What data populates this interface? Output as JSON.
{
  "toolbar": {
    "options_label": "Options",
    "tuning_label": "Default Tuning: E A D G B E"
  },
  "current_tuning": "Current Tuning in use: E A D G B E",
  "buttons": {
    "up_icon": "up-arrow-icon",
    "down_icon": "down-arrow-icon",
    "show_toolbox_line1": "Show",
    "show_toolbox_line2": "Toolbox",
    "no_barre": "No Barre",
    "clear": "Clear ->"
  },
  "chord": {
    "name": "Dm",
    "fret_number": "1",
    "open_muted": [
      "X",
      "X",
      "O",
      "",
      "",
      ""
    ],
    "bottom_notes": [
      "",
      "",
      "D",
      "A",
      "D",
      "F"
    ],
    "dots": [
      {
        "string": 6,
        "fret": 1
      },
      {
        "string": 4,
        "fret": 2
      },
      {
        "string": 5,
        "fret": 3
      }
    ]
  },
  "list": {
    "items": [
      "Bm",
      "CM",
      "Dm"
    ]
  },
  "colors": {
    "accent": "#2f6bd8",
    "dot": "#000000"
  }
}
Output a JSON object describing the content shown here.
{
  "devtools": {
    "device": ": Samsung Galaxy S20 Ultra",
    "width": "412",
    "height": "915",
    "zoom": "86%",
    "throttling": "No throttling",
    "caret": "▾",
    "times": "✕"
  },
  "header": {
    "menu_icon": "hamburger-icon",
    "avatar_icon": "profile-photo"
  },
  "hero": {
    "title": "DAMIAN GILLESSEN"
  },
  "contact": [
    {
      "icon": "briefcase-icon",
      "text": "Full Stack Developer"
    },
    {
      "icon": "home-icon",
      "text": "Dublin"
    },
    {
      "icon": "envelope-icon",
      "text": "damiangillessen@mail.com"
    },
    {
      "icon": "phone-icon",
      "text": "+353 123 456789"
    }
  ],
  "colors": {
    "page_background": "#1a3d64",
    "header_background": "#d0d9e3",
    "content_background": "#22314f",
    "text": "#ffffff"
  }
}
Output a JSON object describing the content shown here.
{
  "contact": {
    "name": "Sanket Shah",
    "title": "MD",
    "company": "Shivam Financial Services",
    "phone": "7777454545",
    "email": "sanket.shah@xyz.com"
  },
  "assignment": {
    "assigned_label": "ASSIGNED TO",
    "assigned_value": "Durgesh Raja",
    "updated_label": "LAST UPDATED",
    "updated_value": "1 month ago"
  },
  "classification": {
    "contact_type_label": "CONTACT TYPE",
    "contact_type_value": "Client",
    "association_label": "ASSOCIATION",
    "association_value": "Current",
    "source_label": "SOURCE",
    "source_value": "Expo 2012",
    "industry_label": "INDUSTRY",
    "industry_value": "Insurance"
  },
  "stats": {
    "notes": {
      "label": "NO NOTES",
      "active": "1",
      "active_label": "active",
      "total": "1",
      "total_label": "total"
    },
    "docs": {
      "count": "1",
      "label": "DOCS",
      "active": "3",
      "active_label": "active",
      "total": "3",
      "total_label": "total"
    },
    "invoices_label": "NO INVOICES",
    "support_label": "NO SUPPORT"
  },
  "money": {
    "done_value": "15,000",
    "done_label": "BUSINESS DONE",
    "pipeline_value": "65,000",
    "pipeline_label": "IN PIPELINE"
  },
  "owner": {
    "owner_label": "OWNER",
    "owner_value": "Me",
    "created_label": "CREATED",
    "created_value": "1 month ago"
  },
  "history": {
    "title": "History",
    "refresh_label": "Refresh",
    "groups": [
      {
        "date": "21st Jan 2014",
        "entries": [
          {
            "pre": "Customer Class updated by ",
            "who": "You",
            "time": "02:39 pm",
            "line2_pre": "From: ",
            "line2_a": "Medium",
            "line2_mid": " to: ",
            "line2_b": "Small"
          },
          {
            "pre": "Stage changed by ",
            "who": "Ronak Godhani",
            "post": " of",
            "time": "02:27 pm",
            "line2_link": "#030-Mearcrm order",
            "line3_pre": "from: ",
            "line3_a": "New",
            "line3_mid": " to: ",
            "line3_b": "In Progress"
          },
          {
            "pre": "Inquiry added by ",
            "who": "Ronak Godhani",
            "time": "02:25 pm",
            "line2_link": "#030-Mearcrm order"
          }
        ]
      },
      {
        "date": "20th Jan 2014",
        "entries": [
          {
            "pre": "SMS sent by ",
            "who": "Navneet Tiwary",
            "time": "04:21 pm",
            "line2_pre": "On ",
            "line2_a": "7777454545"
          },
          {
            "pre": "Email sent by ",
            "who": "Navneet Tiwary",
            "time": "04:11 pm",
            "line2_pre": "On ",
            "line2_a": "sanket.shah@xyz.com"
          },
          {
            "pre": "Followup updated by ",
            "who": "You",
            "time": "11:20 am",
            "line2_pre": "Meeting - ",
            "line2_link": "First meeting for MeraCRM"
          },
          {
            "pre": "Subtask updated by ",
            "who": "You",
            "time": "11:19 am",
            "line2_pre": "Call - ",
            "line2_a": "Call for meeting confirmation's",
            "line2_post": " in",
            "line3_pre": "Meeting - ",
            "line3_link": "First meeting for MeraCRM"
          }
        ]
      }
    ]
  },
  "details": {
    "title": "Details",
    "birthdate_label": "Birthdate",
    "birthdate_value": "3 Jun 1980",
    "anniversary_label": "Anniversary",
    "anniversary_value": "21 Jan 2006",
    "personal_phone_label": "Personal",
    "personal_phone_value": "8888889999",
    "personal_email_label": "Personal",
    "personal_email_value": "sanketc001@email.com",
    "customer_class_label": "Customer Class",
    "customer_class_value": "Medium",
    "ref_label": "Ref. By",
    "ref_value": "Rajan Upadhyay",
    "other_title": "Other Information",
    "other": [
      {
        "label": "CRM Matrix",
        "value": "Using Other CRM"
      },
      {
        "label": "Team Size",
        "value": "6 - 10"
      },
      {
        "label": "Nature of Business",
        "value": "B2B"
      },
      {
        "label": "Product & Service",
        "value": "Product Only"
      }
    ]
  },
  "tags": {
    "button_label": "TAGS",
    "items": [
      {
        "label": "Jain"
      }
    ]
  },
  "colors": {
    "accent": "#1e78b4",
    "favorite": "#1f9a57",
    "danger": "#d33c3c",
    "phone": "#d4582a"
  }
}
□ □ □ □
Report the number of lines in the listing where the string "Medium" appears, and nothing besides.

2